_Given text_:
▬▬▬
Jump to content

I Need Polishing Advice, Please!


Recommended Posts

Hi everyone! I've just joined recently but I've been lurking about for about a month and have a few questions about polishing that I'd like to get others' points of view on. Feel free to add to/correct anything I have here, I've been admiring nihonto from afar for a long time now but only recently started actually learning about it, so it is what it is.

 

First - everything I've been reading about polishing has an introduction that can be summarized as "don't you dare do it you're going to ruin EVERYTHING you absolute nincompoop", so I'm going into it with the expectation that no matter how careful I am, something will go wrong.

 

Now that that's out the way - I've bought a few whetstones that are 3000/8000 grit and a nagura that's 8000 (assuming these are Japanese grit #s so I err on the safe side), and I have no intention of doing any reshaping. I know I can't be trusted with that, so it's going to be straight polishing to minimize risk.

 

What I haven't done yet is buy the oil/supplies to finish it with. I've read Choji oil is what I need, but I'm wondering if there's a favored company to get it from, and what best to apply it with?
▬▬▬
_Information given_:
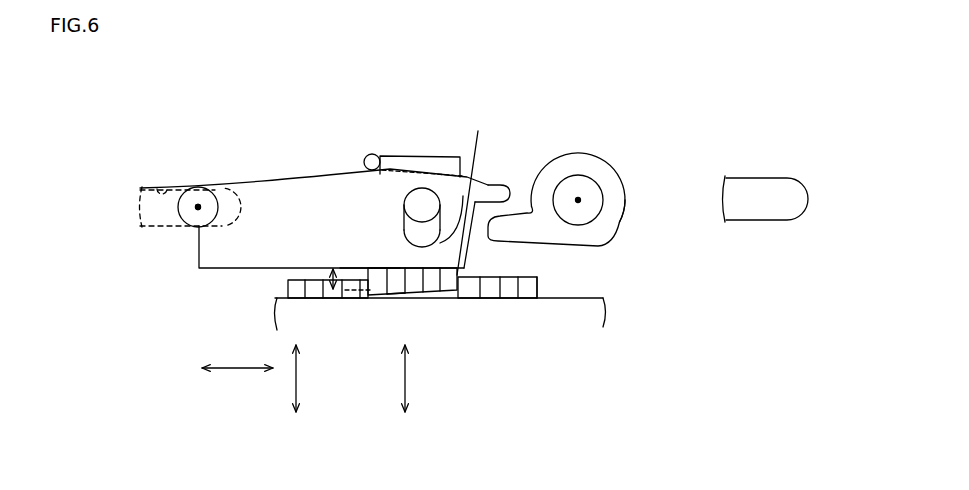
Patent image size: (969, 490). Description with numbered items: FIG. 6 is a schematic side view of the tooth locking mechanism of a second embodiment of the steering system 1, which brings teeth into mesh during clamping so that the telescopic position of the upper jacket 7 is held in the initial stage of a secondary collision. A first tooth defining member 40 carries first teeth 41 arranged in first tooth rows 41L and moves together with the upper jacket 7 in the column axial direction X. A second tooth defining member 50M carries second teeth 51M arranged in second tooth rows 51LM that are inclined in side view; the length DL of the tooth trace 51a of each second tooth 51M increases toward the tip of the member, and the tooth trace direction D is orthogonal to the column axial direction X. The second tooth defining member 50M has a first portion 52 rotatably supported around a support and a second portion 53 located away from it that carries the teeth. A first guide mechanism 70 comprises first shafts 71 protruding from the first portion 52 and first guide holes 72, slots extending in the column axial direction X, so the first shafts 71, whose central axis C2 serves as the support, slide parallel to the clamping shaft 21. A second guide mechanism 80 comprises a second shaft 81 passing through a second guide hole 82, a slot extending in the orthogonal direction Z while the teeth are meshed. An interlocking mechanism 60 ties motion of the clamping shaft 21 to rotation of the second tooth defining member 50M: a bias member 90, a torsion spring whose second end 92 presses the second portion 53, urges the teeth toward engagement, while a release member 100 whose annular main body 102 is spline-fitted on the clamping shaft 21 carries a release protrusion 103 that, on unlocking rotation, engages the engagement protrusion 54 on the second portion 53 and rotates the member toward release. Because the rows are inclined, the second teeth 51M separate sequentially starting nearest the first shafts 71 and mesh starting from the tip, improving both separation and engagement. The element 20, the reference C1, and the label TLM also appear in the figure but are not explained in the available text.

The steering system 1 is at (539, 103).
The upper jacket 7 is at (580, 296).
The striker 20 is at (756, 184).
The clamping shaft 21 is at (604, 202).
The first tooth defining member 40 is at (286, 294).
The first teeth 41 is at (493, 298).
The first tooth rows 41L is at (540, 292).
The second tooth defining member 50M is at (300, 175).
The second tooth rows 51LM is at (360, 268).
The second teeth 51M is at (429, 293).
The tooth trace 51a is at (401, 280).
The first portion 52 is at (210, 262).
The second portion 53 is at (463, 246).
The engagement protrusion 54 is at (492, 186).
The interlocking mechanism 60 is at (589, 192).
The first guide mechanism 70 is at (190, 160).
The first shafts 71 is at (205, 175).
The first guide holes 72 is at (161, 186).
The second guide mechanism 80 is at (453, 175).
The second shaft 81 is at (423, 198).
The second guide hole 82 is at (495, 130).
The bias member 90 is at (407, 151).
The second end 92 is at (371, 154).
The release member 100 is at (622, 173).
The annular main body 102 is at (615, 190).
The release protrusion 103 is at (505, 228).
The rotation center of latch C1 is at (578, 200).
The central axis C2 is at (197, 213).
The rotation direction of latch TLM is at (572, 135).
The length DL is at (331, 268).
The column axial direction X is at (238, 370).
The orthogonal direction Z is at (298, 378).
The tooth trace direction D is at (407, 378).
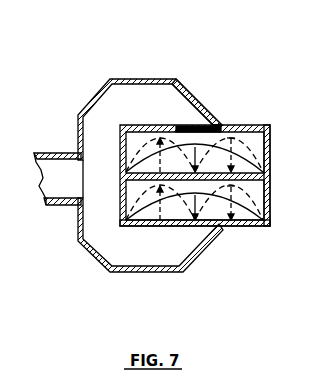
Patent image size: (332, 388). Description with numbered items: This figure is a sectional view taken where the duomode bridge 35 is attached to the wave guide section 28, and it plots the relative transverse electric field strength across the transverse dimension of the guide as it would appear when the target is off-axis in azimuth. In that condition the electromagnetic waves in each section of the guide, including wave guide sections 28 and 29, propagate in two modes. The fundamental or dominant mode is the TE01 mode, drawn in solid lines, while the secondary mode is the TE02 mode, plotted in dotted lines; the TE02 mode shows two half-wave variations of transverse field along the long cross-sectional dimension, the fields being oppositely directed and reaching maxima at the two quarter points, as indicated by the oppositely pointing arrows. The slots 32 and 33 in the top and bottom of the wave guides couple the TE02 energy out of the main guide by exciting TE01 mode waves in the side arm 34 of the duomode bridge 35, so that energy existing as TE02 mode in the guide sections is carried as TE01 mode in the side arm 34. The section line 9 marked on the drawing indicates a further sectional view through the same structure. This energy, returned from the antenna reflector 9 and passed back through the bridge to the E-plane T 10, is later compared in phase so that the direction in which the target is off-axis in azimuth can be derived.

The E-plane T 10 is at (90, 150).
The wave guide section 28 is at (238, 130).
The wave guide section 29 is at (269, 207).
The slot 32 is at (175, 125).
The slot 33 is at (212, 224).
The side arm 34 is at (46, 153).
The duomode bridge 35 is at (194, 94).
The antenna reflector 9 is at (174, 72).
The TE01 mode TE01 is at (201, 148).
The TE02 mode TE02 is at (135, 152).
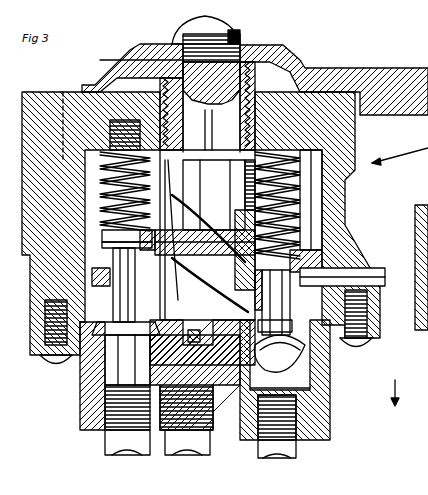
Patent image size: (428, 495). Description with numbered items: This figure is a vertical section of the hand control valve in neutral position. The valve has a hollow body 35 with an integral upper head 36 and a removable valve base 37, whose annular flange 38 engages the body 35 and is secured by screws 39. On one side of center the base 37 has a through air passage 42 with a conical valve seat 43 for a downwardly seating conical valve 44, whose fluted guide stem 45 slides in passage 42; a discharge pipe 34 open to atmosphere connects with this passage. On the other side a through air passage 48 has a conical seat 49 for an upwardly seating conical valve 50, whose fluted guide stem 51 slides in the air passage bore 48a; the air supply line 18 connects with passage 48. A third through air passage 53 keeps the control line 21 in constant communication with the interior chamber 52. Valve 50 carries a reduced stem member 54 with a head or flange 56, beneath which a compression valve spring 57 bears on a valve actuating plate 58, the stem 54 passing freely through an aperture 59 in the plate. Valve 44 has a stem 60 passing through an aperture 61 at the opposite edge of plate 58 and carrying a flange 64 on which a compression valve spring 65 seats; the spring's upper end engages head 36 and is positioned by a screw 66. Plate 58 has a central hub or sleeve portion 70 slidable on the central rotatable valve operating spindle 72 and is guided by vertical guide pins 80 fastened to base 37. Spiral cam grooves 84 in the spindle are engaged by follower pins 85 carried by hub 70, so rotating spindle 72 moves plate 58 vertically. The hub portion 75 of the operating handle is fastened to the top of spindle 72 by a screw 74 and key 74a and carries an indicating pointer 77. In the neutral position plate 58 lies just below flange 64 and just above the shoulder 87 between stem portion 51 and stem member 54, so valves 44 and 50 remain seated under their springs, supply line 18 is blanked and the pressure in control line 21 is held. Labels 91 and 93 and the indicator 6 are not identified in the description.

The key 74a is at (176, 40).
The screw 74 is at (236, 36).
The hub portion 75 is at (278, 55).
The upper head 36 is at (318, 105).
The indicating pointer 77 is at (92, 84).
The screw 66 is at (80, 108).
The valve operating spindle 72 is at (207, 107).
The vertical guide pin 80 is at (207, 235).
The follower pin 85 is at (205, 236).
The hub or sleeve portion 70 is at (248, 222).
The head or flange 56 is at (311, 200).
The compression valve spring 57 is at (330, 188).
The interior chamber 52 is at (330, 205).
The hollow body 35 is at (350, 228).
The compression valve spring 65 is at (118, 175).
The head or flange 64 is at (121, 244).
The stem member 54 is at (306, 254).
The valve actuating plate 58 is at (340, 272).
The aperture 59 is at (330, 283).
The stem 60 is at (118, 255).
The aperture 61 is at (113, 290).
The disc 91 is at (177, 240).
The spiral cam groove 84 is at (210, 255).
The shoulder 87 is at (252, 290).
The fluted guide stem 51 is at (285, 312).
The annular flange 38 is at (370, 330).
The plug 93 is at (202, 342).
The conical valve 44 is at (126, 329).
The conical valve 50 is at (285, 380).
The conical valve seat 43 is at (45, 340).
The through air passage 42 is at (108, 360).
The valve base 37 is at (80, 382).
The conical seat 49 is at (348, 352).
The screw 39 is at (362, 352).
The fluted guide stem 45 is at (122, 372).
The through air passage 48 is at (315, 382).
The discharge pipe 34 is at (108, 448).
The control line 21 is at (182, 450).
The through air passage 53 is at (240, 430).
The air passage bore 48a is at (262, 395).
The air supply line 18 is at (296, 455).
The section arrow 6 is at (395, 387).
▬▬▬
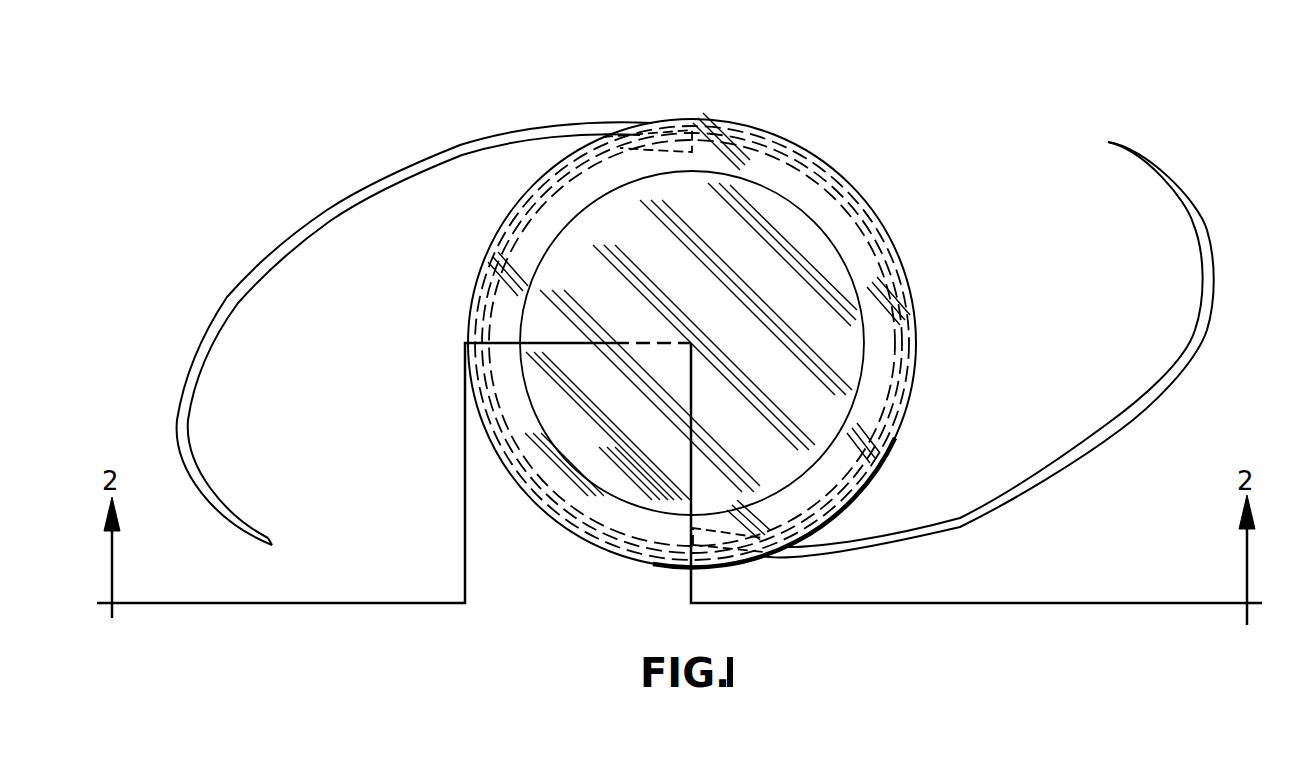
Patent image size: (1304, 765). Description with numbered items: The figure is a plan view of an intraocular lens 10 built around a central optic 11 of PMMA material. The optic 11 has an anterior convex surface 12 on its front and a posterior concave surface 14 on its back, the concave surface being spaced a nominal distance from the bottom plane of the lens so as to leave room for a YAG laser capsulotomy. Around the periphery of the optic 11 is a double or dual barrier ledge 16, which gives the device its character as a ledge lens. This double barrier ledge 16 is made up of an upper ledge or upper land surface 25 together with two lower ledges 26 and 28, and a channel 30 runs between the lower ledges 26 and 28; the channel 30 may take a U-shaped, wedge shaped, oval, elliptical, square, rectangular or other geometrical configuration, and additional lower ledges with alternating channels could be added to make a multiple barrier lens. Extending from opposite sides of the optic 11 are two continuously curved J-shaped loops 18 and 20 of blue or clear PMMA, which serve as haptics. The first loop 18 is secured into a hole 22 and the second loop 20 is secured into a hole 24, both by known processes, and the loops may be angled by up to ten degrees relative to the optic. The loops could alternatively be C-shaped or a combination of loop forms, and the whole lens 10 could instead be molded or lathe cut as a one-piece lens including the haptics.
▬▬▬
_To do_:
1. In the post asking for polishing advice, what grit are the whetstones the poster bought?
2. Continue the post asking for polishing advice from the point where it stops.

_Outputs in order_:
1. They are 3000/8000 grit.

2.
Next, I have four blades total. Three of them are unmarked, unpolished (combat-polished?) "mystery swords" that I picked up fairly inexpensively (they may be awesome! they may be junk!), and one is a signed blade from WWII with the Seki blossom mark.

 

Because I trust the guides and am assuming something will go wrong - and because I don't want to risk ruining one of the blades I bought to keep, be they trash or treasure - I'm tempted to buy a new blade. I was thinking of the cheaper, likely-machined WWII-era army/police swords that are always up on eBay for $200-$300 so that worst case I basically can't "ruin" it, and best case I make it a decent-looking sharpy-shiny and I have a chance of just reselling it and getting that money back.

 

What does everyone think? I can't think of anything else to practice with that has naki, and I figure at least getting used the overall curved shape is better than nothing, but I'm very open to suggestions.

Link to comment
Share on other sites

Sorry but you simply will not receive any advice here. Amateur polishing is a no-go topic and a perfect way to ostracized yourself immediately from most collectors. You are better off seeking advice on some of the forums specializing in modern martial art swords.

  • Like 1
Link to comment
Share on other sites

Guest
This topic is now closed to further replies.
×
×
  • Create New...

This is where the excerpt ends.